_Chart and figure data_
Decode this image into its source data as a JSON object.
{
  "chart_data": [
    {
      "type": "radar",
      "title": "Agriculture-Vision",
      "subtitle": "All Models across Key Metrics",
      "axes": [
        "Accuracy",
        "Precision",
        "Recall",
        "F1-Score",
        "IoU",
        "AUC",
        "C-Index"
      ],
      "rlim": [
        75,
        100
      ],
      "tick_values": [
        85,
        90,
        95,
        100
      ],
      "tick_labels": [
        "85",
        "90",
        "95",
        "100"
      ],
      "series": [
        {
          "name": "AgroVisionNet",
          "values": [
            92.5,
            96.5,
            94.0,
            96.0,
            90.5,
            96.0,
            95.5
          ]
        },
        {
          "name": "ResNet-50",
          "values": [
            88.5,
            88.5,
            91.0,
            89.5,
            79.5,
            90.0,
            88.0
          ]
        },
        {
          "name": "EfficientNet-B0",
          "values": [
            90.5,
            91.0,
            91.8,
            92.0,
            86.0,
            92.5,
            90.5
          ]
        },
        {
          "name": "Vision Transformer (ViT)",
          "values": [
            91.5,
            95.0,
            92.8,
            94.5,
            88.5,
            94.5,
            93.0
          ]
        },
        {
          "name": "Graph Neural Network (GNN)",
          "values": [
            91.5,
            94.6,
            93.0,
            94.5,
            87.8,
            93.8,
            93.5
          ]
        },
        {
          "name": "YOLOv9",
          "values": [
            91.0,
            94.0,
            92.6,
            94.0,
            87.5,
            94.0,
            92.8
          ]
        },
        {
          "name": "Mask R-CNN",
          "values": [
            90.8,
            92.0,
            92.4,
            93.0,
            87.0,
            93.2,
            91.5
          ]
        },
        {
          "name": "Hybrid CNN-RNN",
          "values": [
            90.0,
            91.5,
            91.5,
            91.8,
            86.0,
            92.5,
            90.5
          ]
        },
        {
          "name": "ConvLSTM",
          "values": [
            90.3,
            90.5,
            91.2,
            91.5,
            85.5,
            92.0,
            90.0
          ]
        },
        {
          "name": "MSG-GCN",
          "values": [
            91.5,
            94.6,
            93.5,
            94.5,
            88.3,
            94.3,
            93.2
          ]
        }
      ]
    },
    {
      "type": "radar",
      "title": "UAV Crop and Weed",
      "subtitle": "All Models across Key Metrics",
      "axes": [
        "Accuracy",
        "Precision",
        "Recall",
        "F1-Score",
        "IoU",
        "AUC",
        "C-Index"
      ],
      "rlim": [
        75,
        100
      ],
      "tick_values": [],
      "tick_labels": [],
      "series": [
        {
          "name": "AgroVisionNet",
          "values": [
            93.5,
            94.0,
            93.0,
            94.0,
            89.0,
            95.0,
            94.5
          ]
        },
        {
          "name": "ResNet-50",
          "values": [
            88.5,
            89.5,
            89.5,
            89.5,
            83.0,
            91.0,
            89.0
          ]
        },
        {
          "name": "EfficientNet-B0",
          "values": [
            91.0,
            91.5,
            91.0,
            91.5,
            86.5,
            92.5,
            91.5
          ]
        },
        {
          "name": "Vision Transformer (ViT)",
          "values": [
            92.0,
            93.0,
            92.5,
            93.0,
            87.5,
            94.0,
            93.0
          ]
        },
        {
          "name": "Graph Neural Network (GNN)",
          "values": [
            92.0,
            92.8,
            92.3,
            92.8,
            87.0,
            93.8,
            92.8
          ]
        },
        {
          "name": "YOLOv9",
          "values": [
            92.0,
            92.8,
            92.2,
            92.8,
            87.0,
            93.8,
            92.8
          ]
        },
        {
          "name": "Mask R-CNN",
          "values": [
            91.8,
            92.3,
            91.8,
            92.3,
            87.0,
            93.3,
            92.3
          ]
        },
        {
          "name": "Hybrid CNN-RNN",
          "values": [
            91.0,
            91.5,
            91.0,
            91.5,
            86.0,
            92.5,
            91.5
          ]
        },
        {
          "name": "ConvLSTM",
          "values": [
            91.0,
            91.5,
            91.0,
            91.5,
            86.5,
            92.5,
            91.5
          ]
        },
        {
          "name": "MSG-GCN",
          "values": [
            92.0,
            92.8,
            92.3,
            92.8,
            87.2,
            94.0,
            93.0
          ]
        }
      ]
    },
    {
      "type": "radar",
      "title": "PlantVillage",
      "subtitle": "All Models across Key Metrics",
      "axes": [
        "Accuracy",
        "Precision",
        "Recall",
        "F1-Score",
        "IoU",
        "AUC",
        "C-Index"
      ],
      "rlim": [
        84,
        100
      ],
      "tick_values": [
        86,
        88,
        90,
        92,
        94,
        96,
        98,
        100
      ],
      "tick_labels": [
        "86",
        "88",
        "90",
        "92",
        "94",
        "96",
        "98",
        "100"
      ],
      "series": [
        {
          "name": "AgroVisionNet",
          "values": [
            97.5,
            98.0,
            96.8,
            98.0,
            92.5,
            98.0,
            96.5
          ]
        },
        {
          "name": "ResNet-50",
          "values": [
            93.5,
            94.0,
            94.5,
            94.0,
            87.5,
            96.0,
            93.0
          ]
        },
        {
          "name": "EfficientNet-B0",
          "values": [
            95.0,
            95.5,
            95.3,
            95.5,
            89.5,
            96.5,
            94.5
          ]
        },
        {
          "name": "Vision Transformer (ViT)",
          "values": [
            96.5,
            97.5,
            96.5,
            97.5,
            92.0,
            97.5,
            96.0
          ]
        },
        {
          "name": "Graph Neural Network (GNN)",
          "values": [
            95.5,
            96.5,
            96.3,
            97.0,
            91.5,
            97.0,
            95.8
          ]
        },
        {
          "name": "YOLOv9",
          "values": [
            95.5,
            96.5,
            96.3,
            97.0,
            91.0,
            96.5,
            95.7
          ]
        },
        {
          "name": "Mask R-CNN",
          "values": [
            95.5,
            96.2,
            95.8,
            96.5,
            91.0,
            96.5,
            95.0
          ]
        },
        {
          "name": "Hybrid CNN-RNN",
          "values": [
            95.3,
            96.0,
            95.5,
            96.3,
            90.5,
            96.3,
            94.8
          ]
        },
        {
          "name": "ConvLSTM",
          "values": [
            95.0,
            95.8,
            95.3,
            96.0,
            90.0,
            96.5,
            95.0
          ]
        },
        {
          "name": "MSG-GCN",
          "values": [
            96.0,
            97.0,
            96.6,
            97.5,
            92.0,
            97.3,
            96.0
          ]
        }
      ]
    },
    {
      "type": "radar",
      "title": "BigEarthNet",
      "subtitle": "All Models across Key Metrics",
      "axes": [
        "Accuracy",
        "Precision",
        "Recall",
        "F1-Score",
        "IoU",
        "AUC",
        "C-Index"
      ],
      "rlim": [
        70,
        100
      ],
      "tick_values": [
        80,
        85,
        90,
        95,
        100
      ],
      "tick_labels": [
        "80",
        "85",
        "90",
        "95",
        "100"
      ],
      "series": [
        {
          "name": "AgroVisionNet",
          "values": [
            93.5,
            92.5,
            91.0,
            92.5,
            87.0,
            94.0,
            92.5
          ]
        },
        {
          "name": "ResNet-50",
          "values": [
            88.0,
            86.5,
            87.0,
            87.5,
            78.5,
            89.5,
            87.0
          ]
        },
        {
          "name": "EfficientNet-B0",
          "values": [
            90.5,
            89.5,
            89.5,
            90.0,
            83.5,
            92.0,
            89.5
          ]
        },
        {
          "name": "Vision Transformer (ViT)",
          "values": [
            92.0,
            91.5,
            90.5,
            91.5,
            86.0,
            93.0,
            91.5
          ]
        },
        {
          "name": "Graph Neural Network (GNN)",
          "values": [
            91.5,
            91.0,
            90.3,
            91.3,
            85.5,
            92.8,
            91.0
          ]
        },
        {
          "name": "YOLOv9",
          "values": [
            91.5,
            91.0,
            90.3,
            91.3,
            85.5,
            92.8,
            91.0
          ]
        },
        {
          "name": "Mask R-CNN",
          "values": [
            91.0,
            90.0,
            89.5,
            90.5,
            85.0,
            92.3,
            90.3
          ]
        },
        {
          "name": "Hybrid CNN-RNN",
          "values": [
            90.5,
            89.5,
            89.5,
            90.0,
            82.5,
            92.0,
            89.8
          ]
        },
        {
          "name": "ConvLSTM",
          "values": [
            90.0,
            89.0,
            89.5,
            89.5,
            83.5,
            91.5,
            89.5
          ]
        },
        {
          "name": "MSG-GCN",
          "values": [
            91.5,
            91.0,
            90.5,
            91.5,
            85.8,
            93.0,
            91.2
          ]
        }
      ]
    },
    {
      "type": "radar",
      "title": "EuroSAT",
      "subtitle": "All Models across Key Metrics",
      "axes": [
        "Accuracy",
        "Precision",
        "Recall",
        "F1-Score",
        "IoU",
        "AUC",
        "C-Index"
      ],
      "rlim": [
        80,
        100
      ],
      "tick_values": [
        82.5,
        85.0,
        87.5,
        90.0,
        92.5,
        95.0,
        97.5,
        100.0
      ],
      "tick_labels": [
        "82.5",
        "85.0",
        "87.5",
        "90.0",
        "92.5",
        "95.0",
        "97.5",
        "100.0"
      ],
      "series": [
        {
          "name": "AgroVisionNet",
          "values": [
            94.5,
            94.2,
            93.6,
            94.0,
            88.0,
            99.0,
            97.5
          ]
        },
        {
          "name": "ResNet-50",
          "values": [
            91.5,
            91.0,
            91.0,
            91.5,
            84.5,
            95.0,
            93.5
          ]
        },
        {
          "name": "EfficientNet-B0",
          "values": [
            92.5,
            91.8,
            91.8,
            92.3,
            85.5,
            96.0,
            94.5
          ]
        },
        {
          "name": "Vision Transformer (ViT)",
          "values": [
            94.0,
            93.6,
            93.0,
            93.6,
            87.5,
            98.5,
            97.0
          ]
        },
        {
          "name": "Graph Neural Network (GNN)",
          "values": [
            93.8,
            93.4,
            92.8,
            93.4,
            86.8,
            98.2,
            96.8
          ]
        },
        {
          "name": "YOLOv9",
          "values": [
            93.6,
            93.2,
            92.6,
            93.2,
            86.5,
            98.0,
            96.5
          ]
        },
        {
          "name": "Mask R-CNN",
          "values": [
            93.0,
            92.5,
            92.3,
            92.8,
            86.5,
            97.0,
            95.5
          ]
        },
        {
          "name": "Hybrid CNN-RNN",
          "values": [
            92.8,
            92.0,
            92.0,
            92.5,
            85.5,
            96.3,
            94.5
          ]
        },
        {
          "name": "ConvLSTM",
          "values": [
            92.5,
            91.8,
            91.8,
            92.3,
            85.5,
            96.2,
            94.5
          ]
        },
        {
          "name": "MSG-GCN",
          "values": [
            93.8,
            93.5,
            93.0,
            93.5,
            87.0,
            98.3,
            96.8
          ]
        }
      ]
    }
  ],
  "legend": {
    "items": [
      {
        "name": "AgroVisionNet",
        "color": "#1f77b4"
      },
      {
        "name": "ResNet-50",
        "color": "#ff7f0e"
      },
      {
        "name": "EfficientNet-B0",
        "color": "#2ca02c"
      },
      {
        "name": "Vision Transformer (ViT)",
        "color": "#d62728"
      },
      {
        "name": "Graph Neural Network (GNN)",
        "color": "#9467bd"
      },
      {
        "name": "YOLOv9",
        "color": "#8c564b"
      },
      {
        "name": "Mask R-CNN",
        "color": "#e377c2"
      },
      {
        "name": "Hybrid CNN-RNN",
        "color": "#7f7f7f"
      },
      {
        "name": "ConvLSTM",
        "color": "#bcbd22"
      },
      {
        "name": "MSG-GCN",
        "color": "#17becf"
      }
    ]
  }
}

_Task statement_
Note every line above where the string "color" shows up, and copy those lines.

_Task response_
        "color": "#1f77b4"
        "color": "#ff7f0e"
        "color": "#2ca02c"
        "color": "#d62728"
        "color": "#9467bd"
        "color": "#8c564b"
        "color": "#e377c2"
        "color": "#7f7f7f"
        "color": "#bcbd22"
        "color": "#17becf"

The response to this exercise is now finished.